» SET PROBLEM: Are you able to quote each entry exactly as written?

» THE DATA:
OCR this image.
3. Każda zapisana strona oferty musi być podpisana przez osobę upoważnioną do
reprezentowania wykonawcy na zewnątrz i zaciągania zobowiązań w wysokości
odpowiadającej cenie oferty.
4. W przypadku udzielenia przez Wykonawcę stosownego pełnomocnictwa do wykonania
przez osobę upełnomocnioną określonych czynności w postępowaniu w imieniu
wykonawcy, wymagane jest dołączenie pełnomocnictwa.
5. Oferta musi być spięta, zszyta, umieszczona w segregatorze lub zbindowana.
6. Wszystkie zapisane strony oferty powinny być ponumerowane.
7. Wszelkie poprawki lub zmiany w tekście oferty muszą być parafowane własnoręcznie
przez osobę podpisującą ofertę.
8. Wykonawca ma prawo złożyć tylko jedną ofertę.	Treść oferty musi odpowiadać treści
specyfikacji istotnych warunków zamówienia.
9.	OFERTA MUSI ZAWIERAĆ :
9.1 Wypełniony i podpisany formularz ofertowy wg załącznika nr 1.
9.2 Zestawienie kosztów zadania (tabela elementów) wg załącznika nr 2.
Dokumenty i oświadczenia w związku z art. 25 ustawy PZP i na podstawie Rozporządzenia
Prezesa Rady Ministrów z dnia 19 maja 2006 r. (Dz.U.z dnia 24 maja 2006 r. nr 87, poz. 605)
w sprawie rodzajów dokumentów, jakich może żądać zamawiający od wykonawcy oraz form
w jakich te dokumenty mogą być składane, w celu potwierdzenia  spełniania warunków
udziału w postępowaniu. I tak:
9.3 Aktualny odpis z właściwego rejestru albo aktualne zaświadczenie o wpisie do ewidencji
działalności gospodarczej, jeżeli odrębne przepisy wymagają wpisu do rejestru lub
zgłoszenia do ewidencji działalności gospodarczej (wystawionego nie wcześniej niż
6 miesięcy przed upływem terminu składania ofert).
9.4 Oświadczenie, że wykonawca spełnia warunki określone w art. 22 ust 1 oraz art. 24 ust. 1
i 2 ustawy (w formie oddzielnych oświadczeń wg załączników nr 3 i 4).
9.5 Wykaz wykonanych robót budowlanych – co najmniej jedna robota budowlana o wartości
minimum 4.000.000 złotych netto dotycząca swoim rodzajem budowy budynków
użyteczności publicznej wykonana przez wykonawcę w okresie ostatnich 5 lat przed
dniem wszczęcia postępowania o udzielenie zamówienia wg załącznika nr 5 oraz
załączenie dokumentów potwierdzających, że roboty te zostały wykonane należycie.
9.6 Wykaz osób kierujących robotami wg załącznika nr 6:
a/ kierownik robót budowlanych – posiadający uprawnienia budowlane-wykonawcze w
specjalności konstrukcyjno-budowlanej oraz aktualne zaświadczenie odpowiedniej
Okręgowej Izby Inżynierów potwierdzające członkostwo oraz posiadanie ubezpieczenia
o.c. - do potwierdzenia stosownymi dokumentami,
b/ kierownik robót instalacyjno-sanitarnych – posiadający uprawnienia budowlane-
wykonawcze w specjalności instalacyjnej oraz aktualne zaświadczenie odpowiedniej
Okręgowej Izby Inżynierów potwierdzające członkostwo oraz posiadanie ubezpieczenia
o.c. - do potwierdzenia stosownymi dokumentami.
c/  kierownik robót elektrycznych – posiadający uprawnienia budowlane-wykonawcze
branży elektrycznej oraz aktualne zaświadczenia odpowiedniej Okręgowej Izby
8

» EXERCISE SOLUTION:
OCR this image.
3. Każda zapisana strona oferty musi być podpisana przez osobę upoważnioną do
reprezentowania wykonawcy na zewnątrz i zaciągania zobowiązań w wysokości
odpowiadającej cenie oferty.
4. W przypadku udzielenia przez Wykonawcę stosownego pełnomocnictwa do wykonania
przez osobę upełnomocnioną określonych czynności w postępowaniu w imieniu
wykonawcy, wymagane jest dołączenie pełnomocnictwa.
5. Oferta musi być spięta, zszyta, umieszczona w segregatorze lub zbindowana.
6. Wszystkie zapisane strony oferty powinny być ponumerowane.
7. Wszelkie poprawki lub zmiany w tekście oferty muszą być parafowane własnoręcznie
przez osobę podpisującą ofertę.
8. Wykonawca ma prawo złożyć tylko jedną ofertę.	Treść oferty musi odpowiadać treści
specyfikacji istotnych warunków zamówienia.
9.	OFERTA MUSI ZAWIERAĆ :
9.1 Wypełniony i podpisany formularz ofertowy wg załącznika nr 1.
9.2 Zestawienie kosztów zadania (tabela elementów) wg załącznika nr 2.
Dokumenty i oświadczenia w związku z art. 25 ustawy PZP i na podstawie Rozporządzenia
Prezesa Rady Ministrów z dnia 19 maja 2006 r. (Dz.U.z dnia 24 maja 2006 r. nr 87, poz. 605)
w sprawie rodzajów dokumentów, jakich może żądać zamawiający od wykonawcy oraz form
w jakich te dokumenty mogą być składane, w celu potwierdzenia  spełniania warunków
udziału w postępowaniu. I tak:
9.3 Aktualny odpis z właściwego rejestru albo aktualne zaświadczenie o wpisie do ewidencji
działalności gospodarczej, jeżeli odrębne przepisy wymagają wpisu do rejestru lub
zgłoszenia do ewidencji działalności gospodarczej (wystawionego nie wcześniej niż
6 miesięcy przed upływem terminu składania ofert).
9.4 Oświadczenie, że wykonawca spełnia warunki określone w art. 22 ust 1 oraz art. 24 ust. 1
i 2 ustawy (w formie oddzielnych oświadczeń wg załączników nr 3 i 4).
9.5 Wykaz wykonanych robót budowlanych – co najmniej jedna robota budowlana o wartości
minimum 4.000.000 złotych netto dotycząca swoim rodzajem budowy budynków
użyteczności publicznej wykonana przez wykonawcę w okresie ostatnich 5 lat przed
dniem wszczęcia postępowania o udzielenie zamówienia wg załącznika nr 5 oraz
załączenie dokumentów potwierdzających, że roboty te zostały wykonane należycie.
9.6 Wykaz osób kierujących robotami wg załącznika nr 6:
a/ kierownik robót budowlanych – posiadający uprawnienia budowlane-wykonawcze w
specjalności konstrukcyjno-budowlanej oraz aktualne zaświadczenie odpowiedniej
Okręgowej Izby Inżynierów potwierdzające członkostwo oraz posiadanie ubezpieczenia
o.c. - do potwierdzenia stosownymi dokumentami,
b/ kierownik robót instalacyjno-sanitarnych – posiadający uprawnienia budowlane-
wykonawcze w specjalności instalacyjnej oraz aktualne zaświadczenie odpowiedniej
Okręgowej Izby Inżynierów potwierdzające członkostwo oraz posiadanie ubezpieczenia
o.c. - do potwierdzenia stosownymi dokumentami.
c/  kierownik robót elektrycznych – posiadający uprawnienia budowlane-wykonawcze
branży elektrycznej oraz aktualne zaświadczenia odpowiedniej Okręgowej Izby
8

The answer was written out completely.